● **Your task**
Across the entries below, how many lines contain the word "Добавить"? Give the number alone.

(Extracted data entries)
• • • • •
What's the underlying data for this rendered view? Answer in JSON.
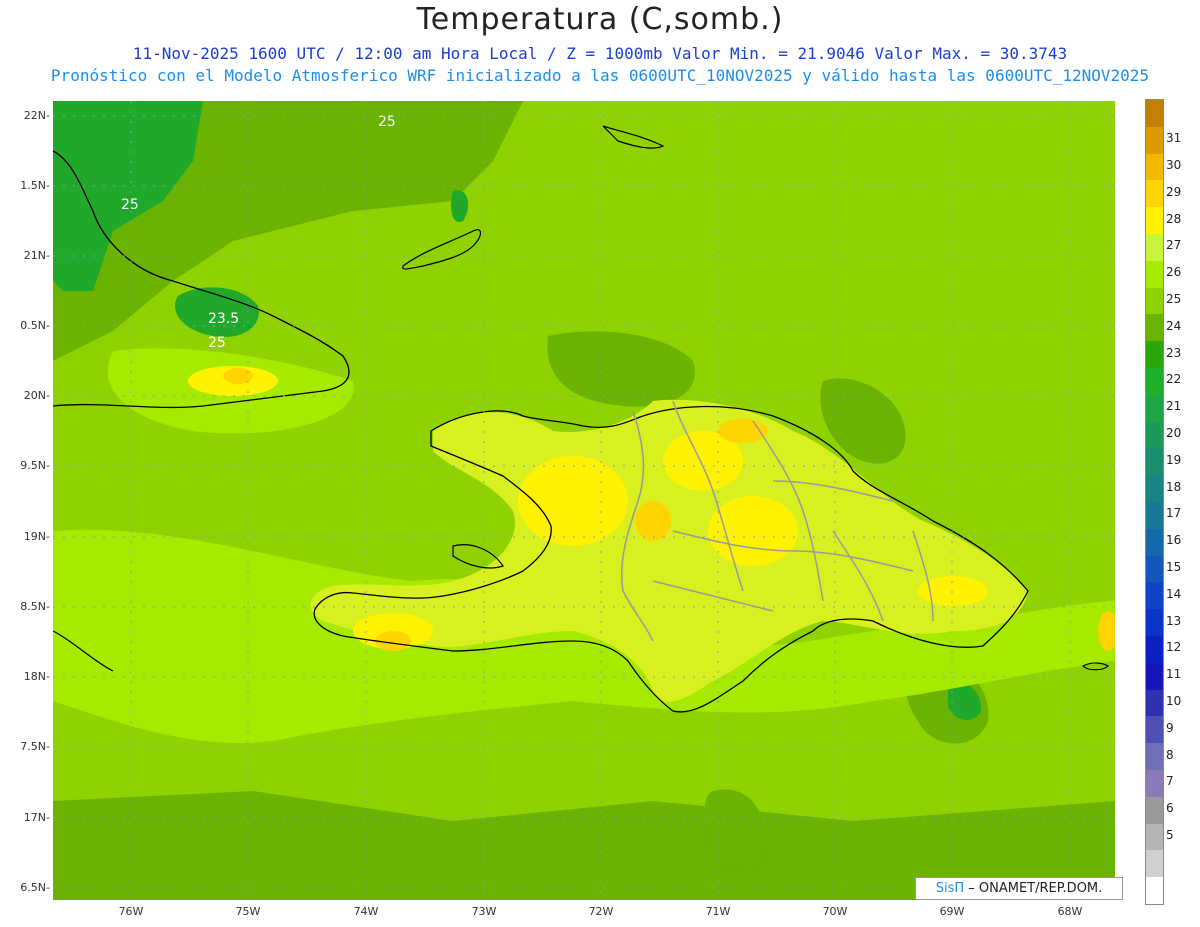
{
  "header": {
    "title": "Temperatura (C,somb.)",
    "subtitle_1": "11-Nov-2025 1600 UTC / 12:00 am Hora Local / Z = 1000mb  Valor Min. = 21.9046  Valor Max. = 30.3743",
    "subtitle_2": "Pronóstico con el Modelo Atmosferico WRF inicializado a las 0600UTC_10NOV2025 y válido hasta las  0600UTC_12NOV2025"
  },
  "credit": {
    "brand": "SisΠ",
    "text": " – ONAMET/REP.DOM."
  },
  "chart_data": {
    "type": "heatmap",
    "title": "Temperatura (C,somb.)",
    "variable": "Temperatura",
    "units": "C",
    "level": "1000mb",
    "valid_time": "11-Nov-2025 1600 UTC",
    "local_time": "12:00 am Hora Local",
    "min_value": 21.9046,
    "max_value": 30.3743,
    "init": "0600UTC_10NOV2025",
    "valid_until": "0600UTC_12NOV2025",
    "x_axis": {
      "ticks": [
        "76W",
        "75W",
        "74W",
        "73W",
        "72W",
        "71W",
        "70W",
        "69W",
        "68W"
      ],
      "lim": [
        -76.65,
        -67.6
      ]
    },
    "y_axis": {
      "ticks": [
        "22N",
        "1.5N",
        "21N",
        "0.5N",
        "20N",
        "9.5N",
        "19N",
        "8.5N",
        "18N",
        "7.5N",
        "17N",
        "6.5N"
      ],
      "lim": [
        16.45,
        22.1
      ]
    },
    "grid": true,
    "contour_labels": [
      "25",
      "25",
      "23.5",
      "25"
    ],
    "colorbar": {
      "labels": [
        "31",
        "30",
        "29",
        "28",
        "27",
        "26",
        "25",
        "24",
        "23",
        "22",
        "21",
        "20",
        "19",
        "18",
        "17",
        "16",
        "15",
        "14",
        "13",
        "12",
        "11",
        "10",
        "9",
        "8",
        "7",
        "6",
        "5"
      ],
      "colors": [
        "#c27f00",
        "#dd9900",
        "#f5b800",
        "#ffd400",
        "#fff200",
        "#c8f53a",
        "#a6ea00",
        "#8fd200",
        "#6ab300",
        "#2aa80a",
        "#1fb02a",
        "#1ea545",
        "#1c9a5c",
        "#1a8f70",
        "#188484",
        "#177a94",
        "#1569a8",
        "#1257bc",
        "#0f44c8",
        "#0c33c8",
        "#0b1fc4",
        "#1515b8",
        "#3030b0",
        "#5050b4",
        "#7070b8",
        "#8a7ab6",
        "#9a9a9a",
        "#b4b4b4",
        "#d0d0d0",
        "#ffffff"
      ]
    }
  }
}
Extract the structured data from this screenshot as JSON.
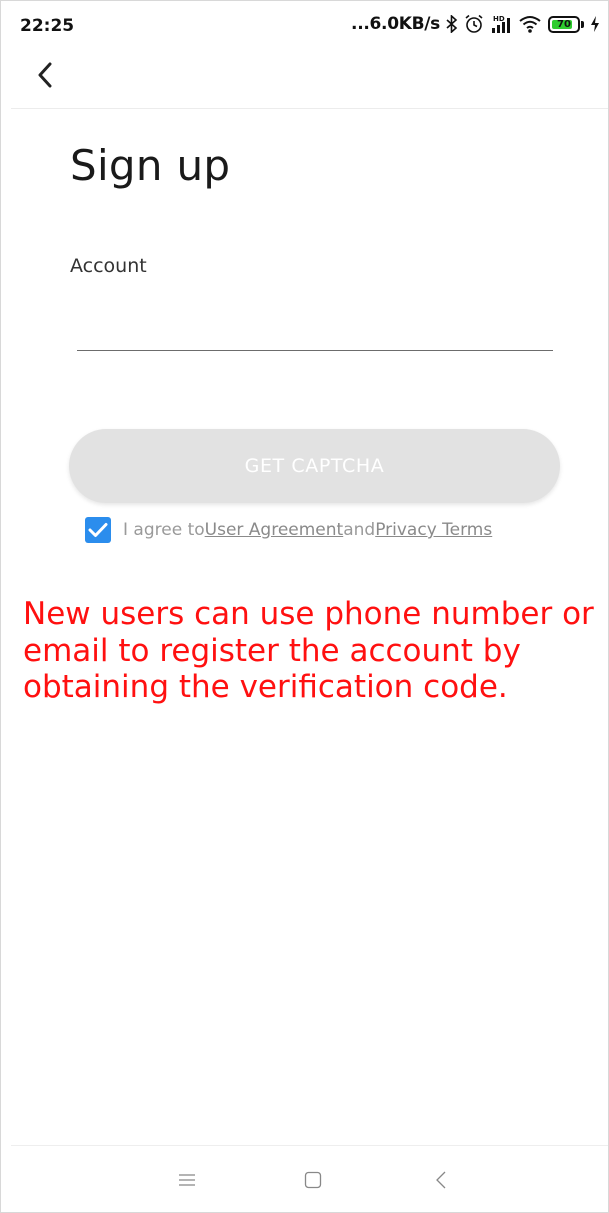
{
  "status_bar": {
    "time": "22:25",
    "network_speed": "...6.0KB/s",
    "battery_level": "70",
    "battery_color": "#2ecc2e",
    "icons": [
      "bluetooth-icon",
      "alarm-icon",
      "hd-signal-icon",
      "wifi-icon",
      "battery-icon",
      "charging-icon"
    ]
  },
  "nav": {
    "back_icon": "chevron-left-icon"
  },
  "signup": {
    "title": "Sign up",
    "account_label": "Account",
    "account_value": "",
    "captcha_button": "GET CAPTCHA",
    "agree": {
      "checked": true,
      "prefix": "I agree to",
      "user_agreement": "User Agreement",
      "conjunction": "and",
      "privacy_terms": "Privacy Terms"
    }
  },
  "annotation": "New users can use phone number or email to register the account by obtaining the verification code.",
  "system_nav": {
    "menu_icon": "menu-icon",
    "home_icon": "home-square-icon",
    "back_icon": "back-triangle-icon"
  },
  "colors": {
    "accent": "#2b8ded",
    "button_disabled": "#e2e2e2",
    "annotation": "#ff1010"
  }
}
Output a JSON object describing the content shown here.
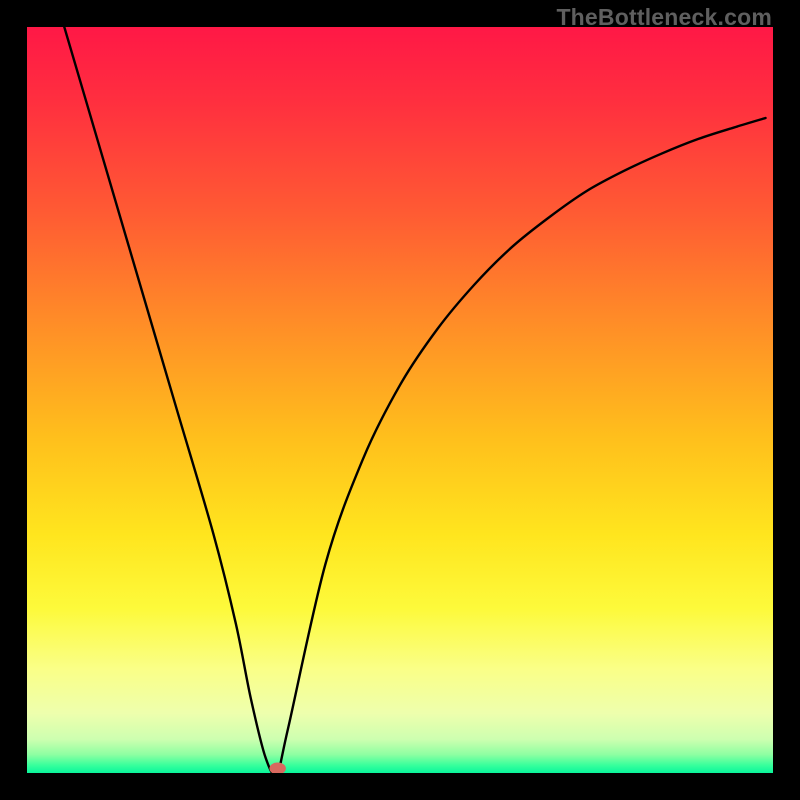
{
  "watermark": "TheBottleneck.com",
  "chart_data": {
    "type": "line",
    "title": "",
    "xlabel": "",
    "ylabel": "",
    "xlim": [
      0,
      100
    ],
    "ylim": [
      0,
      100
    ],
    "gradient_stops": [
      {
        "offset": 0.0,
        "color": "#ff1846"
      },
      {
        "offset": 0.1,
        "color": "#ff2f3f"
      },
      {
        "offset": 0.25,
        "color": "#ff5b33"
      },
      {
        "offset": 0.4,
        "color": "#ff8e27"
      },
      {
        "offset": 0.55,
        "color": "#ffbf1c"
      },
      {
        "offset": 0.68,
        "color": "#ffe51e"
      },
      {
        "offset": 0.78,
        "color": "#fdfa3b"
      },
      {
        "offset": 0.86,
        "color": "#faff87"
      },
      {
        "offset": 0.92,
        "color": "#eeffad"
      },
      {
        "offset": 0.955,
        "color": "#cdffb0"
      },
      {
        "offset": 0.975,
        "color": "#8fffa2"
      },
      {
        "offset": 0.99,
        "color": "#35ff9c"
      },
      {
        "offset": 1.0,
        "color": "#09f59b"
      }
    ],
    "series": [
      {
        "name": "curve",
        "x": [
          5,
          10,
          15,
          20,
          25,
          28,
          30,
          32,
          33.5,
          35,
          40,
          45,
          50,
          55,
          60,
          65,
          70,
          75,
          80,
          85,
          90,
          95,
          99
        ],
        "y": [
          100,
          83,
          66,
          49,
          32,
          20,
          10,
          2,
          0,
          6,
          28,
          42,
          52,
          59.5,
          65.5,
          70.5,
          74.5,
          78,
          80.7,
          83,
          85,
          86.6,
          87.8
        ]
      }
    ],
    "marker": {
      "x": 33.6,
      "y": 0.6,
      "rx": 1.1,
      "ry": 0.8,
      "color": "#d8695f"
    }
  }
}
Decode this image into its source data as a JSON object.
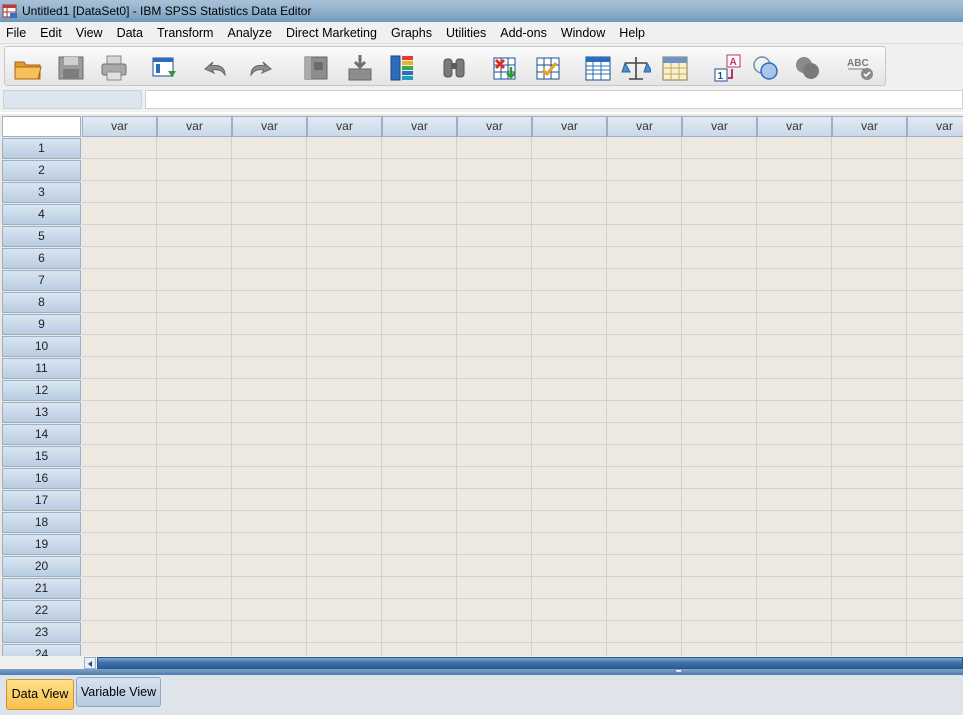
{
  "window": {
    "title": "Untitled1 [DataSet0] - IBM SPSS Statistics Data Editor",
    "icon": "spss-app-icon"
  },
  "menu": [
    "File",
    "Edit",
    "View",
    "Data",
    "Transform",
    "Analyze",
    "Direct Marketing",
    "Graphs",
    "Utilities",
    "Add-ons",
    "Window",
    "Help"
  ],
  "toolbar": {
    "icons": [
      "open-folder-icon",
      "save-icon",
      "print-icon",
      "dialog-recall-icon",
      "undo-icon",
      "redo-icon",
      "goto-case-icon",
      "goto-variable-icon",
      "variables-icon",
      "find-icon",
      "insert-cases-icon",
      "insert-variable-icon",
      "split-file-icon",
      "weight-cases-icon",
      "select-cases-icon",
      "value-labels-icon",
      "use-variable-sets-icon",
      "show-all-variables-icon",
      "spell-check-icon"
    ]
  },
  "editor": {
    "cell_reference": "",
    "cell_value": ""
  },
  "grid": {
    "column_headers": [
      "var",
      "var",
      "var",
      "var",
      "var",
      "var",
      "var",
      "var",
      "var",
      "var",
      "var",
      "var"
    ],
    "row_headers": [
      "1",
      "2",
      "3",
      "4",
      "5",
      "6",
      "7",
      "8",
      "9",
      "10",
      "11",
      "12",
      "13",
      "14",
      "15",
      "16",
      "17",
      "18",
      "19",
      "20",
      "21",
      "22",
      "23",
      "24"
    ]
  },
  "tabs": {
    "data_view": "Data View",
    "variable_view": "Variable View",
    "active": "data_view"
  },
  "colors": {
    "title_bar": "#8fb0cb",
    "grid_background": "#ede9e1",
    "header_blue": "#c9d8e8",
    "active_tab": "#f6c14e",
    "scrollbar": "#3e6fa8"
  }
}
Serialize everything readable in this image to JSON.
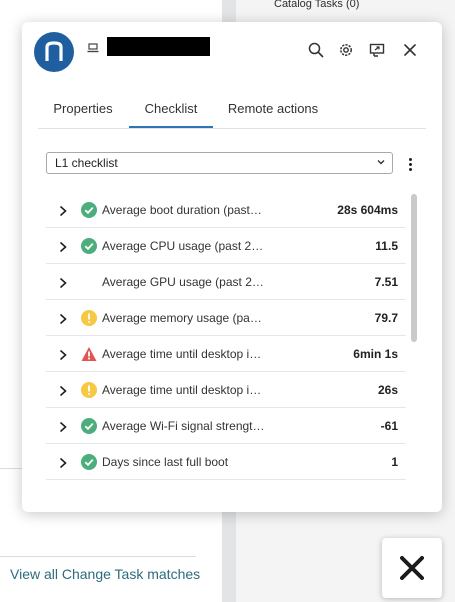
{
  "background": {
    "catalog_tasks": "Catalog Tasks (0)",
    "view_all_link": "View all Change Task matches"
  },
  "header": {
    "logo_letter": "n",
    "device_name_redacted": true
  },
  "tabs": [
    {
      "label": "Properties",
      "active": false
    },
    {
      "label": "Checklist",
      "active": true
    },
    {
      "label": "Remote actions",
      "active": false
    }
  ],
  "checklist_select": {
    "value": "L1 checklist"
  },
  "checklist": [
    {
      "label": "Average boot duration (past…",
      "value": "28s 604ms",
      "status": "ok"
    },
    {
      "label": "Average CPU usage (past 2…",
      "value": "11.5",
      "status": "ok"
    },
    {
      "label": "Average GPU usage (past 2…",
      "value": "7.51",
      "status": "none"
    },
    {
      "label": "Average memory usage (pa…",
      "value": "79.7",
      "status": "warning"
    },
    {
      "label": "Average time until desktop i…",
      "value": "6min 1s",
      "status": "error"
    },
    {
      "label": "Average time until desktop i…",
      "value": "26s",
      "status": "warning"
    },
    {
      "label": "Average Wi-Fi signal strengt…",
      "value": "-61",
      "status": "ok"
    },
    {
      "label": "Days since last full boot",
      "value": "1",
      "status": "ok"
    }
  ],
  "colors": {
    "accent": "#2f74b5",
    "logo": "#1f5fa0",
    "ok": "#4cae7d",
    "warning": "#f7c843",
    "error": "#e0574f",
    "link": "#2d6c7c"
  }
}
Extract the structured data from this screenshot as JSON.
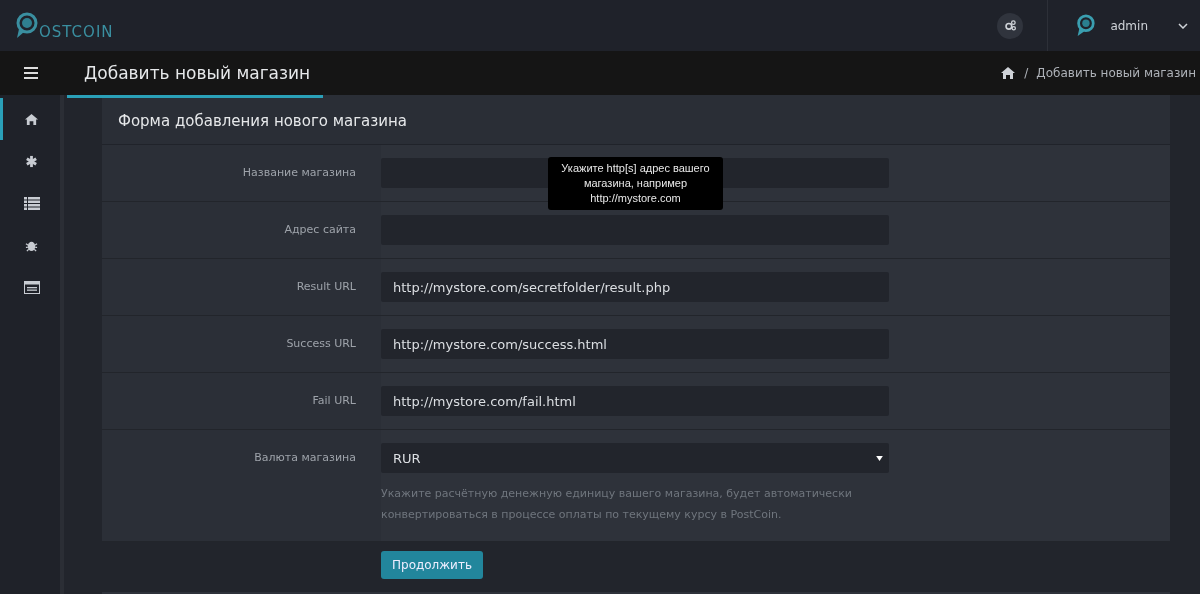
{
  "header": {
    "logo": "OSTCOIN",
    "user": "admin"
  },
  "titlebar": {
    "title": "Добавить новый магазин",
    "breadcrumb_sep": "/",
    "breadcrumb": "Добавить новый магазин"
  },
  "sidebar": {
    "items": [
      {
        "kind": "home",
        "selected": true
      },
      {
        "kind": "asterisk",
        "selected": false
      },
      {
        "kind": "list",
        "selected": false
      },
      {
        "kind": "bug",
        "selected": false
      },
      {
        "kind": "card",
        "selected": false
      }
    ]
  },
  "form": {
    "title": "Форма добавления нового магазина",
    "fields": [
      {
        "kind": "text",
        "label": "Название магазина"
      },
      {
        "kind": "text",
        "label": "Адрес сайта",
        "tooltip": "Укажите http[s] адрес вашего магазина, например http://mystore.com"
      },
      {
        "kind": "text",
        "label": "Result URL",
        "value": "http://mystore.com/secretfolder/result.php"
      },
      {
        "kind": "text",
        "label": "Success URL",
        "value": "http://mystore.com/success.html"
      },
      {
        "kind": "text",
        "label": "Fail URL",
        "value": "http://mystore.com/fail.html"
      },
      {
        "kind": "select",
        "label": "Валюта магазина",
        "value": "RUR",
        "help": "Укажите расчётную денежную единицу вашего магазина, будет автоматически конвертироваться в процессе оплаты по текущему курсу в PostCoin."
      }
    ],
    "submit": "Продолжить"
  }
}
• • • • •
● **Reply to the task**
2